* [REQUEST]:
Each entry below should be echoed exactly, with pictures omitted.

:: DATASET ENTRIES

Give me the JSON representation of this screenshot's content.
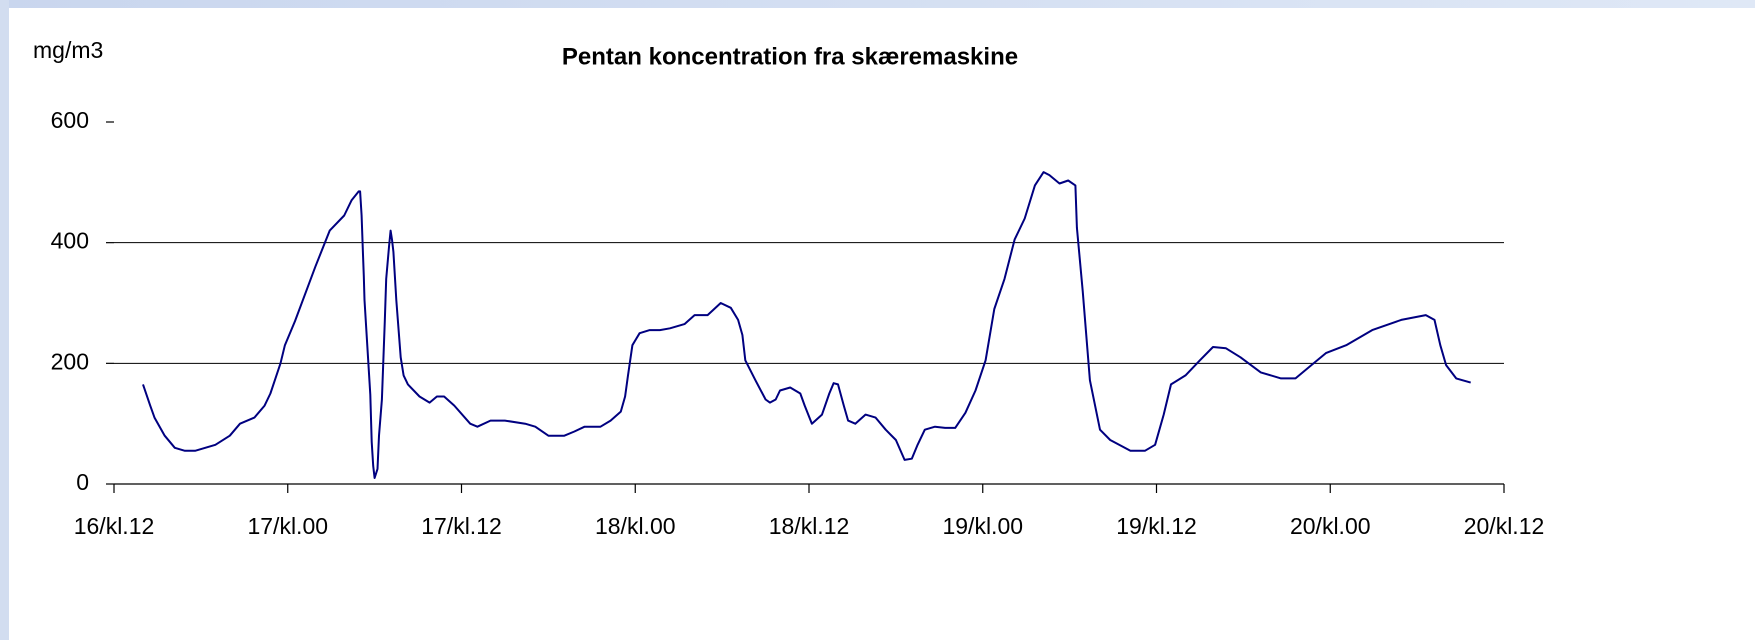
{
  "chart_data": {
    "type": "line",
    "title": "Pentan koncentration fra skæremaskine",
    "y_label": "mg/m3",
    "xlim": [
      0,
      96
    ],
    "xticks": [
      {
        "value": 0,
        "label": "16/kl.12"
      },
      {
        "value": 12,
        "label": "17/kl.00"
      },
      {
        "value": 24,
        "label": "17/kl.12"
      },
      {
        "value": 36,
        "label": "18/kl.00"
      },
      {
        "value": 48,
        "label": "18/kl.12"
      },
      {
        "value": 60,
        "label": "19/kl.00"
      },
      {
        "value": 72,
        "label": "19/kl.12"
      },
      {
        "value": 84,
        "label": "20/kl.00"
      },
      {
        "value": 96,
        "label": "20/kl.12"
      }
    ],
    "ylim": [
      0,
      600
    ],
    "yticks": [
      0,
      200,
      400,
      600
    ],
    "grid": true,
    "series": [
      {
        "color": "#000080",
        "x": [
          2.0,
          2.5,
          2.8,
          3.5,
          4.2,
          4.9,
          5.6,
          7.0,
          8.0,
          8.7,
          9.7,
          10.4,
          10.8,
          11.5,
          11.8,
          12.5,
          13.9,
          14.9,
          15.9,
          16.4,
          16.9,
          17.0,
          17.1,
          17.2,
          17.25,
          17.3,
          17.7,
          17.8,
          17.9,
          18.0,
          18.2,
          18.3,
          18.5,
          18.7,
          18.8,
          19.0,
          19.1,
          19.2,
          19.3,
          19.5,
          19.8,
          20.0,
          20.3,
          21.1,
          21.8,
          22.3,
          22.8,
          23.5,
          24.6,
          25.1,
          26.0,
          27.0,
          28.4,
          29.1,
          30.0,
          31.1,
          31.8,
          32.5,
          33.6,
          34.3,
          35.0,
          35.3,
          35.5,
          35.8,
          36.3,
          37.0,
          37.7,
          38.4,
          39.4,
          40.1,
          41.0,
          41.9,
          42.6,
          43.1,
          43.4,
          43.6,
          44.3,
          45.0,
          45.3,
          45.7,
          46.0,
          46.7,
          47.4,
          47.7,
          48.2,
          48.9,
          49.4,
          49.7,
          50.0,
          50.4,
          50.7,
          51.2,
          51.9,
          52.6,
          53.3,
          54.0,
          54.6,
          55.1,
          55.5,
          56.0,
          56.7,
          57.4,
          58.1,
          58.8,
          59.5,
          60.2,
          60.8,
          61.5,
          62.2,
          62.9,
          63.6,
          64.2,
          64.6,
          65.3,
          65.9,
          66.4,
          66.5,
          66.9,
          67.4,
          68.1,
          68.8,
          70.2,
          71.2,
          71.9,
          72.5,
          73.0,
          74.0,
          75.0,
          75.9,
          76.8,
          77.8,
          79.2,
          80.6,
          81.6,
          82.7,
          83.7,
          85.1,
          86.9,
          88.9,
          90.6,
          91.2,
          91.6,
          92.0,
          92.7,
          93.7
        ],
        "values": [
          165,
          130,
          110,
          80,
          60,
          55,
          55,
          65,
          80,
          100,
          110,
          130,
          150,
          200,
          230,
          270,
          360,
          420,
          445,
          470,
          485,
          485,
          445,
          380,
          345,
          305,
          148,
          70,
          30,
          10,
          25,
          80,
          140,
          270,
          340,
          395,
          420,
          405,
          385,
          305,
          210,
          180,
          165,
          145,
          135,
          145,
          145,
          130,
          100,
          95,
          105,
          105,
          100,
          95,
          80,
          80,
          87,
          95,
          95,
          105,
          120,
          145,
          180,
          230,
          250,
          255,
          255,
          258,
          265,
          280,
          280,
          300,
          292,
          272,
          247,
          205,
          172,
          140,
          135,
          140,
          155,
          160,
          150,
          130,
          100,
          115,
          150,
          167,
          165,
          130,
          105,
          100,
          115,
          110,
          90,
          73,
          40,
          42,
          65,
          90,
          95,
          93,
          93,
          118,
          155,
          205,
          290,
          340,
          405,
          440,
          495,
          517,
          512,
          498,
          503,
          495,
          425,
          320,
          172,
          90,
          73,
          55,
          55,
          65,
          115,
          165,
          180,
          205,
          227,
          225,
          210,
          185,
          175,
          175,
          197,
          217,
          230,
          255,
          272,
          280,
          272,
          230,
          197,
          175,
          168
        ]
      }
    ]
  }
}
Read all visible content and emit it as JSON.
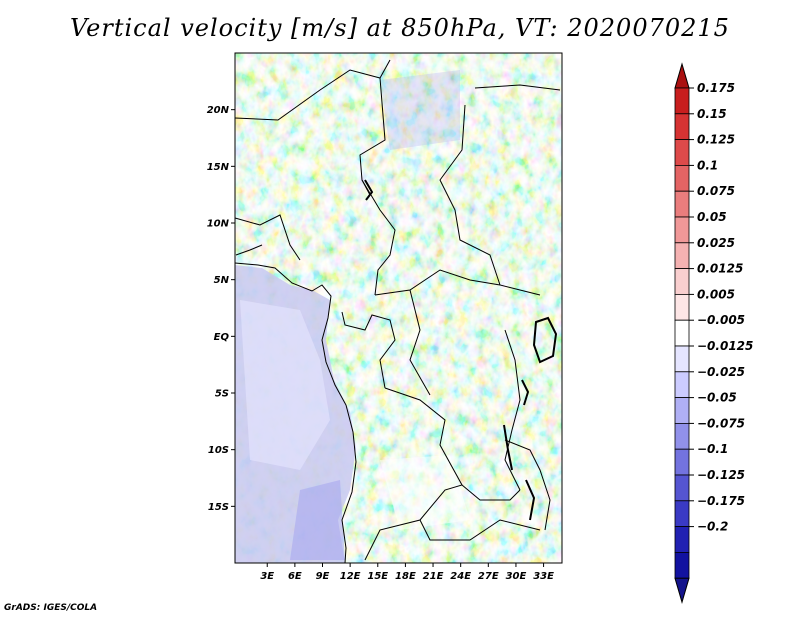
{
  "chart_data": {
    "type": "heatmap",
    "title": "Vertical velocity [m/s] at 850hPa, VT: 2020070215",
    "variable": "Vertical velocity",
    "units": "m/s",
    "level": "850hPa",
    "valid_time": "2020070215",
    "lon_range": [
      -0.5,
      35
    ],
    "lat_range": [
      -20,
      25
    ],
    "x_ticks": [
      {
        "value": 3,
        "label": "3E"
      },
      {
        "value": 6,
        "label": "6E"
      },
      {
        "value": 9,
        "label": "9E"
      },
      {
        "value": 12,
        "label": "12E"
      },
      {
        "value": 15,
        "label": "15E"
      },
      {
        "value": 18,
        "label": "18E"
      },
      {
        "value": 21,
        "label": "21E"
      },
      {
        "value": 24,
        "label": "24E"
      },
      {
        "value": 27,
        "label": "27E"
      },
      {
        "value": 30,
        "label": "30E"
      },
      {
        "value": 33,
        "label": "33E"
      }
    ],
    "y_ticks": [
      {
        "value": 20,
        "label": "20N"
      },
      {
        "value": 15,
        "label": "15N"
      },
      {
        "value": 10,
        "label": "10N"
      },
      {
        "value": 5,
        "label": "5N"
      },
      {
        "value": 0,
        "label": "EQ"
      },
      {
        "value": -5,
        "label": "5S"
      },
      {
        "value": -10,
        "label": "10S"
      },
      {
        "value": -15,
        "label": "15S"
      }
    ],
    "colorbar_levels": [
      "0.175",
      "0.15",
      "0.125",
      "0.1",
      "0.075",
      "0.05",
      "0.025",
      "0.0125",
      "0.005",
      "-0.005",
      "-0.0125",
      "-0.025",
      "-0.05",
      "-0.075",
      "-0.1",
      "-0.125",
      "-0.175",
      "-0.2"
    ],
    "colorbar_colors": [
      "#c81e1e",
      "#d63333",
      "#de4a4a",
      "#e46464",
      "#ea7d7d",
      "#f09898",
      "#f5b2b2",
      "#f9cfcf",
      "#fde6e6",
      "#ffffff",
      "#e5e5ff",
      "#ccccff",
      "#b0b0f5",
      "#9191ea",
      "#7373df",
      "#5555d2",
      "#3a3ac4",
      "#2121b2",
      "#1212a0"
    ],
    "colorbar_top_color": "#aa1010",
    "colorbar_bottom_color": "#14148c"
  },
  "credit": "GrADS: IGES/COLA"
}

::::

* [PROBLEM SOLUTION]:
Give me the JSON representation of this screenshot's content.
{
  "chart_data": {
    "type": "line",
    "title": "Pentan koncentration fra skæremaskine",
    "y_label": "mg/m3",
    "xlim": [
      0,
      96
    ],
    "xticks": [
      {
        "value": 0,
        "label": "16/kl.12"
      },
      {
        "value": 12,
        "label": "17/kl.00"
      },
      {
        "value": 24,
        "label": "17/kl.12"
      },
      {
        "value": 36,
        "label": "18/kl.00"
      },
      {
        "value": 48,
        "label": "18/kl.12"
      },
      {
        "value": 60,
        "label": "19/kl.00"
      },
      {
        "value": 72,
        "label": "19/kl.12"
      },
      {
        "value": 84,
        "label": "20/kl.00"
      },
      {
        "value": 96,
        "label": "20/kl.12"
      }
    ],
    "ylim": [
      0,
      600
    ],
    "yticks": [
      0,
      200,
      400,
      600
    ],
    "grid": true,
    "series": [
      {
        "color": "#000080",
        "x": [
          2.0,
          2.5,
          2.8,
          3.5,
          4.2,
          4.9,
          5.6,
          7.0,
          8.0,
          8.7,
          9.7,
          10.4,
          10.8,
          11.5,
          11.8,
          12.5,
          13.9,
          14.9,
          15.9,
          16.4,
          16.9,
          17.0,
          17.1,
          17.2,
          17.25,
          17.3,
          17.7,
          17.8,
          17.9,
          18.0,
          18.2,
          18.3,
          18.5,
          18.7,
          18.8,
          19.0,
          19.1,
          19.2,
          19.3,
          19.5,
          19.8,
          20.0,
          20.3,
          21.1,
          21.8,
          22.3,
          22.8,
          23.5,
          24.6,
          25.1,
          26.0,
          27.0,
          28.4,
          29.1,
          30.0,
          31.1,
          31.8,
          32.5,
          33.6,
          34.3,
          35.0,
          35.3,
          35.5,
          35.8,
          36.3,
          37.0,
          37.7,
          38.4,
          39.4,
          40.1,
          41.0,
          41.9,
          42.6,
          43.1,
          43.4,
          43.6,
          44.3,
          45.0,
          45.3,
          45.7,
          46.0,
          46.7,
          47.4,
          47.7,
          48.2,
          48.9,
          49.4,
          49.7,
          50.0,
          50.4,
          50.7,
          51.2,
          51.9,
          52.6,
          53.3,
          54.0,
          54.6,
          55.1,
          55.5,
          56.0,
          56.7,
          57.4,
          58.1,
          58.8,
          59.5,
          60.2,
          60.8,
          61.5,
          62.2,
          62.9,
          63.6,
          64.2,
          64.6,
          65.3,
          65.9,
          66.4,
          66.5,
          66.9,
          67.4,
          68.1,
          68.8,
          70.2,
          71.2,
          71.9,
          72.5,
          73.0,
          74.0,
          75.0,
          75.9,
          76.8,
          77.8,
          79.2,
          80.6,
          81.6,
          82.7,
          83.7,
          85.1,
          86.9,
          88.9,
          90.6,
          91.2,
          91.6,
          92.0,
          92.7,
          93.7
        ],
        "values": [
          165,
          130,
          110,
          80,
          60,
          55,
          55,
          65,
          80,
          100,
          110,
          130,
          150,
          200,
          230,
          270,
          360,
          420,
          445,
          470,
          485,
          485,
          445,
          380,
          345,
          305,
          148,
          70,
          30,
          10,
          25,
          80,
          140,
          270,
          340,
          395,
          420,
          405,
          385,
          305,
          210,
          180,
          165,
          145,
          135,
          145,
          145,
          130,
          100,
          95,
          105,
          105,
          100,
          95,
          80,
          80,
          87,
          95,
          95,
          105,
          120,
          145,
          180,
          230,
          250,
          255,
          255,
          258,
          265,
          280,
          280,
          300,
          292,
          272,
          247,
          205,
          172,
          140,
          135,
          140,
          155,
          160,
          150,
          130,
          100,
          115,
          150,
          167,
          165,
          130,
          105,
          100,
          115,
          110,
          90,
          73,
          40,
          42,
          65,
          90,
          95,
          93,
          93,
          118,
          155,
          205,
          290,
          340,
          405,
          440,
          495,
          517,
          512,
          498,
          503,
          495,
          425,
          320,
          172,
          90,
          73,
          55,
          55,
          65,
          115,
          165,
          180,
          205,
          227,
          225,
          210,
          185,
          175,
          175,
          197,
          217,
          230,
          255,
          272,
          280,
          272,
          230,
          197,
          175,
          168
        ]
      }
    ]
  }
}
Read all visible content and emit it as JSON.
{
  "chart_data": {
    "type": "heatmap",
    "title": "Vertical velocity [m/s] at 850hPa, VT: 2020070215",
    "variable": "Vertical velocity",
    "units": "m/s",
    "level": "850hPa",
    "valid_time": "2020070215",
    "lon_range": [
      -0.5,
      35
    ],
    "lat_range": [
      -20,
      25
    ],
    "x_ticks": [
      {
        "value": 3,
        "label": "3E"
      },
      {
        "value": 6,
        "label": "6E"
      },
      {
        "value": 9,
        "label": "9E"
      },
      {
        "value": 12,
        "label": "12E"
      },
      {
        "value": 15,
        "label": "15E"
      },
      {
        "value": 18,
        "label": "18E"
      },
      {
        "value": 21,
        "label": "21E"
      },
      {
        "value": 24,
        "label": "24E"
      },
      {
        "value": 27,
        "label": "27E"
      },
      {
        "value": 30,
        "label": "30E"
      },
      {
        "value": 33,
        "label": "33E"
      }
    ],
    "y_ticks": [
      {
        "value": 20,
        "label": "20N"
      },
      {
        "value": 15,
        "label": "15N"
      },
      {
        "value": 10,
        "label": "10N"
      },
      {
        "value": 5,
        "label": "5N"
      },
      {
        "value": 0,
        "label": "EQ"
      },
      {
        "value": -5,
        "label": "5S"
      },
      {
        "value": -10,
        "label": "10S"
      },
      {
        "value": -15,
        "label": "15S"
      }
    ],
    "colorbar_levels": [
      "0.175",
      "0.15",
      "0.125",
      "0.1",
      "0.075",
      "0.05",
      "0.025",
      "0.0125",
      "0.005",
      "-0.005",
      "-0.0125",
      "-0.025",
      "-0.05",
      "-0.075",
      "-0.1",
      "-0.125",
      "-0.175",
      "-0.2"
    ],
    "colorbar_colors": [
      "#c81e1e",
      "#d63333",
      "#de4a4a",
      "#e46464",
      "#ea7d7d",
      "#f09898",
      "#f5b2b2",
      "#f9cfcf",
      "#fde6e6",
      "#ffffff",
      "#e5e5ff",
      "#ccccff",
      "#b0b0f5",
      "#9191ea",
      "#7373df",
      "#5555d2",
      "#3a3ac4",
      "#2121b2",
      "#1212a0"
    ],
    "colorbar_top_color": "#aa1010",
    "colorbar_bottom_color": "#14148c"
  },
  "credit": "GrADS: IGES/COLA"
}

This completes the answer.